**TASK INPUTS**
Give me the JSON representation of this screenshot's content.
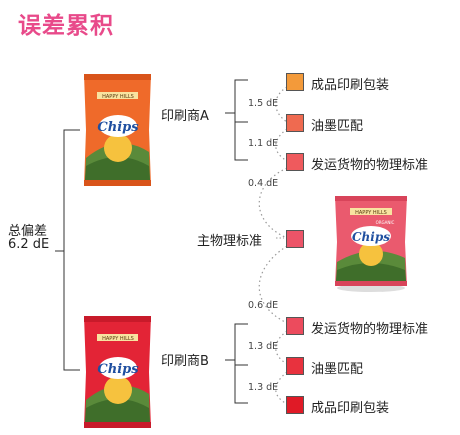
{
  "title": "误差累积",
  "total": {
    "label": "总偏差",
    "value": "6.2 dE"
  },
  "brand": {
    "logo_text": "HAPPY HILLS",
    "product": "Chips",
    "badge": "ORGANIC"
  },
  "printer_a": {
    "label": "印刷商A",
    "items": [
      {
        "label": "成品印刷包装",
        "color": "#f39a3a",
        "delta": "1.5 dE"
      },
      {
        "label": "油墨匹配",
        "color": "#ef6a50",
        "delta": "1.1 dE"
      },
      {
        "label": "发运货物的物理标准",
        "color": "#ef5a5d",
        "delta": "0.4 dE"
      }
    ]
  },
  "master": {
    "label": "主物理标准",
    "color": "#ec5468"
  },
  "printer_b": {
    "label": "印刷商B",
    "items": [
      {
        "label": "发运货物的物理标准",
        "color": "#ec4b5d",
        "delta": "0.6 dE"
      },
      {
        "label": "油墨匹配",
        "color": "#e8323e",
        "delta": "1.3 dE"
      },
      {
        "label": "成品印刷包装",
        "color": "#e01a26",
        "delta": "1.3 dE"
      }
    ]
  }
}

**DO THIS**
Except for the pictures, copy the material above exactly.

**SOLUTION FOR THIS TASK**
Give me the JSON representation of this screenshot's content.
{
  "title": "误差累积",
  "total": {
    "label": "总偏差",
    "value": "6.2 dE"
  },
  "brand": {
    "logo_text": "HAPPY HILLS",
    "product": "Chips",
    "badge": "ORGANIC"
  },
  "printer_a": {
    "label": "印刷商A",
    "items": [
      {
        "label": "成品印刷包装",
        "color": "#f39a3a",
        "delta": "1.5 dE"
      },
      {
        "label": "油墨匹配",
        "color": "#ef6a50",
        "delta": "1.1 dE"
      },
      {
        "label": "发运货物的物理标准",
        "color": "#ef5a5d",
        "delta": "0.4 dE"
      }
    ]
  },
  "master": {
    "label": "主物理标准",
    "color": "#ec5468"
  },
  "printer_b": {
    "label": "印刷商B",
    "items": [
      {
        "label": "发运货物的物理标准",
        "color": "#ec4b5d",
        "delta": "0.6 dE"
      },
      {
        "label": "油墨匹配",
        "color": "#e8323e",
        "delta": "1.3 dE"
      },
      {
        "label": "成品印刷包装",
        "color": "#e01a26",
        "delta": "1.3 dE"
      }
    ]
  }
}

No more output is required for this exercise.